Tasks ▸
**a.** In the dataset function reference, what is the default number of rows that pmap-ds processes in a single batch?
**b.** Copy everything from "Does not reorder" down to "columns-selector strategy value)" in the dataset function reference, word for word.

Document segment ▸

(begin)

The return value fulfills the dataset protocols.

view source

order-column-names

(order-column-names dataset colname-seq)

Order a sequence of columns names so they match the order in the original dataset. Missing columns are placed last.

view source

pmap-ds

(pmap-ds ds ds-map-fn options)(pmap-ds ds ds-map-fn)

Parallelize mapping a function from dataset->dataset across a single dataset. Results are coalesced back into a single dataset. The original dataset is simple sliced into n-core results and map-fn is called n-core times. ds-map-fn must be a function from dataset->dataset although it may return nil.

Options:

:max-batch-size - this is a default for tech.v3.parallel.for/indexed-map-reduce. You can control how many rows are processed in a given batch - the default is 64000. If your mapping pathway produces a large expansion in the size of the dataset then it may be good to reduce the max batch size and use :as-seq to produce a sequence of datasets.
:result-type
- :as-seq - Return a sequence of datasets, one for each batch.
- :as-ds - Return a single datasets with all results in memory (default option).

view source

print-all

(print-all dataset)

Helper function equivalent to (tech.v3.dataset.print/print-range ... :all)

view source

rand-nth

(rand-nth dataset)

Return a random row from the dataset in map format

view source

remove-column

(remove-column dataset col-name)

Same as:

(dissoc dataset col-name)

view source

remove-columns

(remove-columns dataset colname-seq-or-fn)

Remove columns indexed by column name seq or column filter function. For example:

  (remove-columns DS [:A :B])
  (remove-columns DS cf/categorical)

view source

remove-empty-columns

(remove-empty-columns ds)

Remove all columns that have no data - missing set length equals row count.

view source

remove-rows

(remove-rows dataset-or-col row-indexes)

Same as drop-rows.

view source

rename-columns

(rename-columns dataset colnames)

Rename columns using a map or vector of column names.

Does not reorder columns; rename is in-place for maps and positional for vectors.

view source

replace-missing

(replace-missing ds)(replace-missing ds strategy)(replace-missing ds columns-selector strategy)(replace-missing ds columns-selector strategy value)

(end)

Provided records ▸
(begin)

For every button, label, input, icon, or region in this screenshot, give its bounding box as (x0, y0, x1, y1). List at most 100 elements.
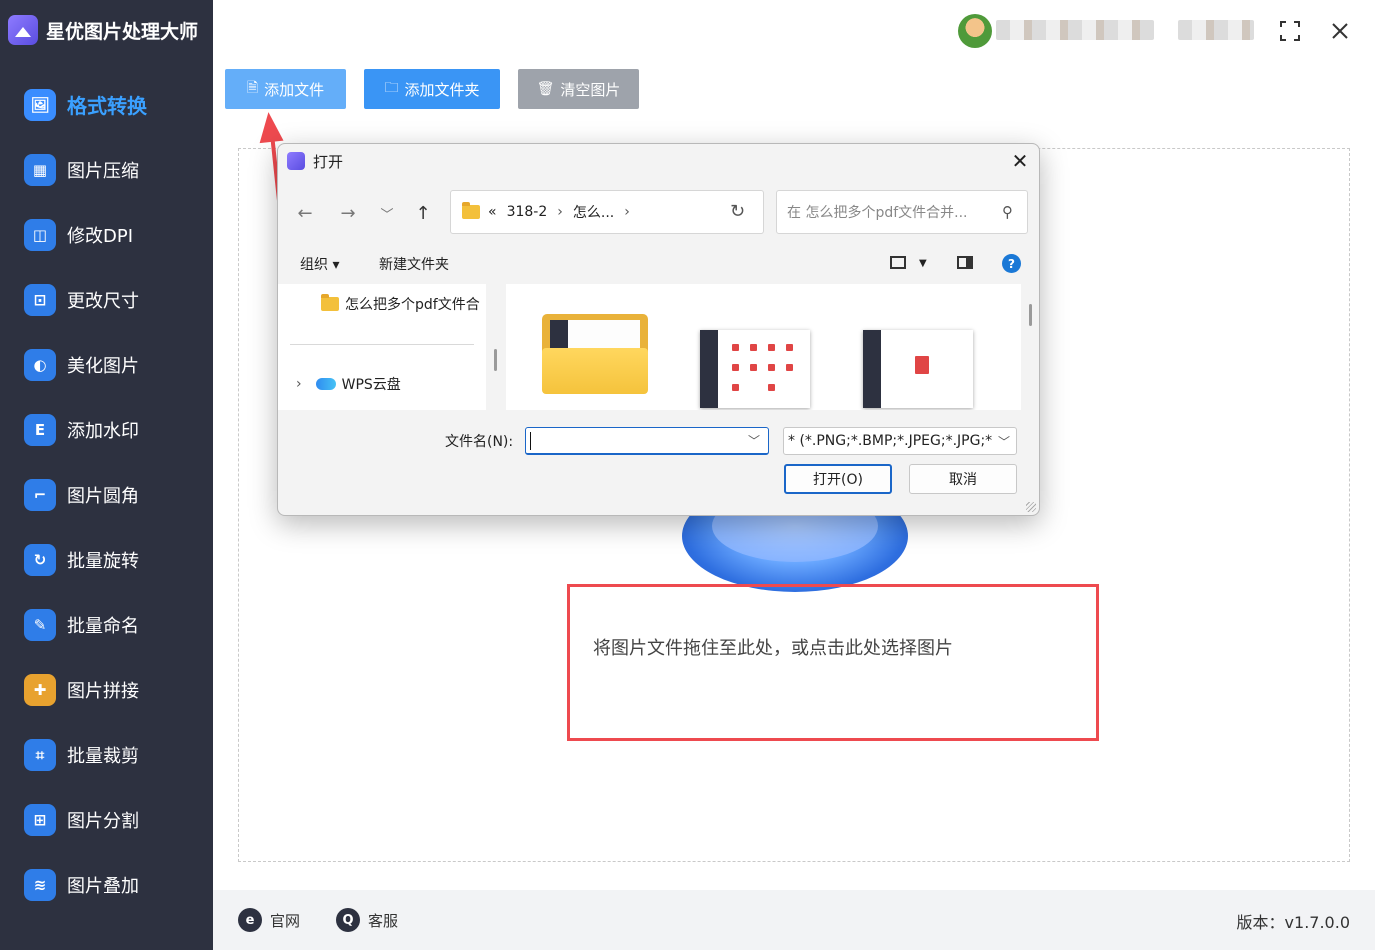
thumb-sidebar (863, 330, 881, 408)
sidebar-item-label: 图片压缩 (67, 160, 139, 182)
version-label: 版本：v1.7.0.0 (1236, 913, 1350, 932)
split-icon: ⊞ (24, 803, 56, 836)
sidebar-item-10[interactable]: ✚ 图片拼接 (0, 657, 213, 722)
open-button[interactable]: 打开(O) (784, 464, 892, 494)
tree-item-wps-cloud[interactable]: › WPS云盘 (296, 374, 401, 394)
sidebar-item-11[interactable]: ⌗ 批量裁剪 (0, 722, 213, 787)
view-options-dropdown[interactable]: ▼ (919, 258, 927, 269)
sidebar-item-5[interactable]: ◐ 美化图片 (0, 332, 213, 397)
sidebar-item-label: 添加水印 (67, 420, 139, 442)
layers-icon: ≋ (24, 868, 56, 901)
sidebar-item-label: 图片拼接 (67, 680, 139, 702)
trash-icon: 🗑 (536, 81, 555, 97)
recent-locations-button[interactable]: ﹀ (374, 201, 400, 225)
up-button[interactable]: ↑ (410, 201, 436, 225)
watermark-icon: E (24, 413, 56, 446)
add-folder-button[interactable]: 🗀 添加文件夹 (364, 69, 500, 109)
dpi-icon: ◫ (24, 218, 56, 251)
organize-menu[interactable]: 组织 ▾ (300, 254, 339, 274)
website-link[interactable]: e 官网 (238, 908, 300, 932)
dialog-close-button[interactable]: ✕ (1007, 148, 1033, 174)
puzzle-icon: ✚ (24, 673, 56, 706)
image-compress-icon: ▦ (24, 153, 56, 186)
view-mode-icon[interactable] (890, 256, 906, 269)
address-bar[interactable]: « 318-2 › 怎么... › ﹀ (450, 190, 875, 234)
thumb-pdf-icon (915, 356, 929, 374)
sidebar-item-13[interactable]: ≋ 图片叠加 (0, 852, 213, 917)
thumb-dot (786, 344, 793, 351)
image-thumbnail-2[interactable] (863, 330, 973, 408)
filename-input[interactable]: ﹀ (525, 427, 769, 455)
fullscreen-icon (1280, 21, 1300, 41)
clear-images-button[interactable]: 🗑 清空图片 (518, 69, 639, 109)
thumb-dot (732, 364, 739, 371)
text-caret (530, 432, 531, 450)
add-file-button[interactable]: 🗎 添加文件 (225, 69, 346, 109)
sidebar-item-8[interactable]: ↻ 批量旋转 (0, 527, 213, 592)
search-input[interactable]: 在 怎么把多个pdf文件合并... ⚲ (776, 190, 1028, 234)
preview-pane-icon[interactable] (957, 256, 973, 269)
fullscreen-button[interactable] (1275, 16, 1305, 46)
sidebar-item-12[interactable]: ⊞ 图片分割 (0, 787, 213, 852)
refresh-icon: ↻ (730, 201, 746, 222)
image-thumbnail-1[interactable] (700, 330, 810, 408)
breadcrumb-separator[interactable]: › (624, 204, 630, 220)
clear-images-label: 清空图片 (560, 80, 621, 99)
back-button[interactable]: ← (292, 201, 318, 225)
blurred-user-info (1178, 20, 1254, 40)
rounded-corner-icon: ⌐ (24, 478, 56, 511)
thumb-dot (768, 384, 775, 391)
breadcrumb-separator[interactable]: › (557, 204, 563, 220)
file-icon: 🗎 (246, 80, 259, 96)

(end)

Completed exercise ▸
**a.** 64000 rows.

**b.**
Does not reorder columns; rename is in-place for maps and positional for vectors.

view source

replace-missing

(replace-missing ds)(replace-missing ds strategy)(replace-missing ds columns-selector strategy)(replace-missing ds columns-selector strategy value)